━━━━━ Data provided

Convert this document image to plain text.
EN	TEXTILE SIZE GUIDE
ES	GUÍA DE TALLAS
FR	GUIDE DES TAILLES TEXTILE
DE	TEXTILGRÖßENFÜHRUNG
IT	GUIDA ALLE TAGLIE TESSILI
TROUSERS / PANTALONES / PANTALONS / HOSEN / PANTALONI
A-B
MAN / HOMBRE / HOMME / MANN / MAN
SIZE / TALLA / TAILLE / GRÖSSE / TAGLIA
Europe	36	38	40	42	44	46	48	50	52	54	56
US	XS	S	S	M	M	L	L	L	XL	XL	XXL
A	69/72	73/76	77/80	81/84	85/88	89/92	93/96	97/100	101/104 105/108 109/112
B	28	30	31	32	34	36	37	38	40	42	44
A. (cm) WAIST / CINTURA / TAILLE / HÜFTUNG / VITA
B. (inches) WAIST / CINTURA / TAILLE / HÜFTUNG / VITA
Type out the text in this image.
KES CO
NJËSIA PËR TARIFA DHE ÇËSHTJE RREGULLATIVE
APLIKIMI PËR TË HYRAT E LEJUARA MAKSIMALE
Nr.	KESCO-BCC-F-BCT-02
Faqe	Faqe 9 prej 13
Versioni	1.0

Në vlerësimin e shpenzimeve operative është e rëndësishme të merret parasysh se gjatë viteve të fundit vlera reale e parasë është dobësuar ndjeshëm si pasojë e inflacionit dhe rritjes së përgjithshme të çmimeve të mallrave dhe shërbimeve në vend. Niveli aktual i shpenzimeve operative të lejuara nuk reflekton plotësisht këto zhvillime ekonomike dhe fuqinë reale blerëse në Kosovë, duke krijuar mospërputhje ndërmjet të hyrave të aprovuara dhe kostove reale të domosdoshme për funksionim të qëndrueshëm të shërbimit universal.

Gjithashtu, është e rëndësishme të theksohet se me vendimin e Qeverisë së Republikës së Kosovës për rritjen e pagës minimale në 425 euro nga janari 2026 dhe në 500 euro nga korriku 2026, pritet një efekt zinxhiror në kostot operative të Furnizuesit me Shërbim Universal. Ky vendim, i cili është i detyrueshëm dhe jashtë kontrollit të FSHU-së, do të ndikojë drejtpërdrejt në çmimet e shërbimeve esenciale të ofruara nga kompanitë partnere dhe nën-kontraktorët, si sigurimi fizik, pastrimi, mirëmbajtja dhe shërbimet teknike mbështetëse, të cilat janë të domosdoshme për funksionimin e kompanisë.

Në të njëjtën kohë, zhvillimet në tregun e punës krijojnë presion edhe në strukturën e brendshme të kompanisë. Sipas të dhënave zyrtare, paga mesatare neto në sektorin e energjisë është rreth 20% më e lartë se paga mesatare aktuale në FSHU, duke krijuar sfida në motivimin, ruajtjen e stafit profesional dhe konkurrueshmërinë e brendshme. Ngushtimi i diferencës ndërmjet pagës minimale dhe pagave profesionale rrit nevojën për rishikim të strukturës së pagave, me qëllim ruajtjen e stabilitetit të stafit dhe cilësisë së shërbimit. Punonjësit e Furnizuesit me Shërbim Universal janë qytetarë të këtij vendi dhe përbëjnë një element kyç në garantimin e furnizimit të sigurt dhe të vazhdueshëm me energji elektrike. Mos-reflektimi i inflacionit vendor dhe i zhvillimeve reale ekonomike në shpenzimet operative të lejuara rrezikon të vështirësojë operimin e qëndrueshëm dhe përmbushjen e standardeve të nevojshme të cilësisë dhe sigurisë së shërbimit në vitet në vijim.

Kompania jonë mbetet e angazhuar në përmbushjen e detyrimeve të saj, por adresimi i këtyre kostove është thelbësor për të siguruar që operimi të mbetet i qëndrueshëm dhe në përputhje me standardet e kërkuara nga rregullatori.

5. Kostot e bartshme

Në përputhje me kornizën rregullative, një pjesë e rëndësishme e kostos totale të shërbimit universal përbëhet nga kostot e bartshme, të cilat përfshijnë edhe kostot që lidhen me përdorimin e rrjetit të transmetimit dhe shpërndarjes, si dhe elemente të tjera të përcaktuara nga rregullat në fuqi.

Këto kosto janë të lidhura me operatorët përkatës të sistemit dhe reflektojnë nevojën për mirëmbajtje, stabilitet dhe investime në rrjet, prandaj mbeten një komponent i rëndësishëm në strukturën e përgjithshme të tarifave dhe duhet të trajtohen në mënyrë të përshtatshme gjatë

━━━━━━━━━━

◆ Given task
From the listing above, extract every line exactly as it stands.

◆ Final answer
Convert this document image to plain text.
EN	TEXTILE SIZE GUIDE
ES	GUÍA DE TALLAS
FR	GUIDE DES TAILLES TEXTILE
DE	TEXTILGRÖßENFÜHRUNG
IT	GUIDA ALLE TAGLIE TESSILI
TROUSERS / PANTALONES / PANTALONS / HOSEN / PANTALONI
A-B
MAN / HOMBRE / HOMME / MANN / MAN
SIZE / TALLA / TAILLE / GRÖSSE / TAGLIA
Europe	36	38	40	42	44	46	48	50	52	54	56
US	XS	S	S	M	M	L	L	L	XL	XL	XXL
A	69/72	73/76	77/80	81/84	85/88	89/92	93/96	97/100	101/104 105/108 109/112
B	28	30	31	32	34	36	37	38	40	42	44
A. (cm) WAIST / CINTURA / TAILLE / HÜFTUNG / VITA
B. (inches) WAIST / CINTURA / TAILLE / HÜFTUNG / VITA
Type out the text in this image.
KES CO
NJËSIA PËR TARIFA DHE ÇËSHTJE RREGULLATIVE
APLIKIMI PËR TË HYRAT E LEJUARA MAKSIMALE
Nr.	KESCO-BCC-F-BCT-02
Faqe	Faqe 9 prej 13
Versioni	1.0

Në vlerësimin e shpenzimeve operative është e rëndësishme të merret parasysh se gjatë viteve të fundit vlera reale e parasë është dobësuar ndjeshëm si pasojë e inflacionit dhe rritjes së përgjithshme të çmimeve të mallrave dhe shërbimeve në vend. Niveli aktual i shpenzimeve operative të lejuara nuk reflekton plotësisht këto zhvillime ekonomike dhe fuqinë reale blerëse në Kosovë, duke krijuar mospërputhje ndërmjet të hyrave të aprovuara dhe kostove reale të domosdoshme për funksionim të qëndrueshëm të shërbimit universal.

Gjithashtu, është e rëndësishme të theksohet se me vendimin e Qeverisë së Republikës së Kosovës për rritjen e pagës minimale në 425 euro nga janari 2026 dhe në 500 euro nga korriku 2026, pritet një efekt zinxhiror në kostot operative të Furnizuesit me Shërbim Universal. Ky vendim, i cili është i detyrueshëm dhe jashtë kontrollit të FSHU-së, do të ndikojë drejtpërdrejt në çmimet e shërbimeve esenciale të ofruara nga kompanitë partnere dhe nën-kontraktorët, si sigurimi fizik, pastrimi, mirëmbajtja dhe shërbimet teknike mbështetëse, të cilat janë të domosdoshme për funksionimin e kompanisë.

Në të njëjtën kohë, zhvillimet në tregun e punës krijojnë presion edhe në strukturën e brendshme të kompanisë. Sipas të dhënave zyrtare, paga mesatare neto në sektorin e energjisë është rreth 20% më e lartë se paga mesatare aktuale në FSHU, duke krijuar sfida në motivimin, ruajtjen e stafit profesional dhe konkurrueshmërinë e brendshme. Ngushtimi i diferencës ndërmjet pagës minimale dhe pagave profesionale rrit nevojën për rishikim të strukturës së pagave, me qëllim ruajtjen e stabilitetit të stafit dhe cilësisë së shërbimit. Punonjësit e Furnizuesit me Shërbim Universal janë qytetarë të këtij vendi dhe përbëjnë një element kyç në garantimin e furnizimit të sigurt dhe të vazhdueshëm me energji elektrike. Mos-reflektimi i inflacionit vendor dhe i zhvillimeve reale ekonomike në shpenzimet operative të lejuara rrezikon të vështirësojë operimin e qëndrueshëm dhe përmbushjen e standardeve të nevojshme të cilësisë dhe sigurisë së shërbimit në vitet në vijim.

Kompania jonë mbetet e angazhuar në përmbushjen e detyrimeve të saj, por adresimi i këtyre kostove është thelbësor për të siguruar që operimi të mbetet i qëndrueshëm dhe në përputhje me standardet e kërkuara nga rregullatori.

5. Kostot e bartshme

Në përputhje me kornizën rregullative, një pjesë e rëndësishme e kostos totale të shërbimit universal përbëhet nga kostot e bartshme, të cilat përfshijnë edhe kostot që lidhen me përdorimin e rrjetit të transmetimit dhe shpërndarjes, si dhe elemente të tjera të përcaktuara nga rregullat në fuqi.

Këto kosto janë të lidhura me operatorët përkatës të sistemit dhe reflektojnë nevojën për mirëmbajtje, stabilitet dhe investime në rrjet, prandaj mbeten një komponent i rëndësishëm në strukturën e përgjithshme të tarifave dhe duhet të trajtohen në mënyrë të përshtatshme gjatë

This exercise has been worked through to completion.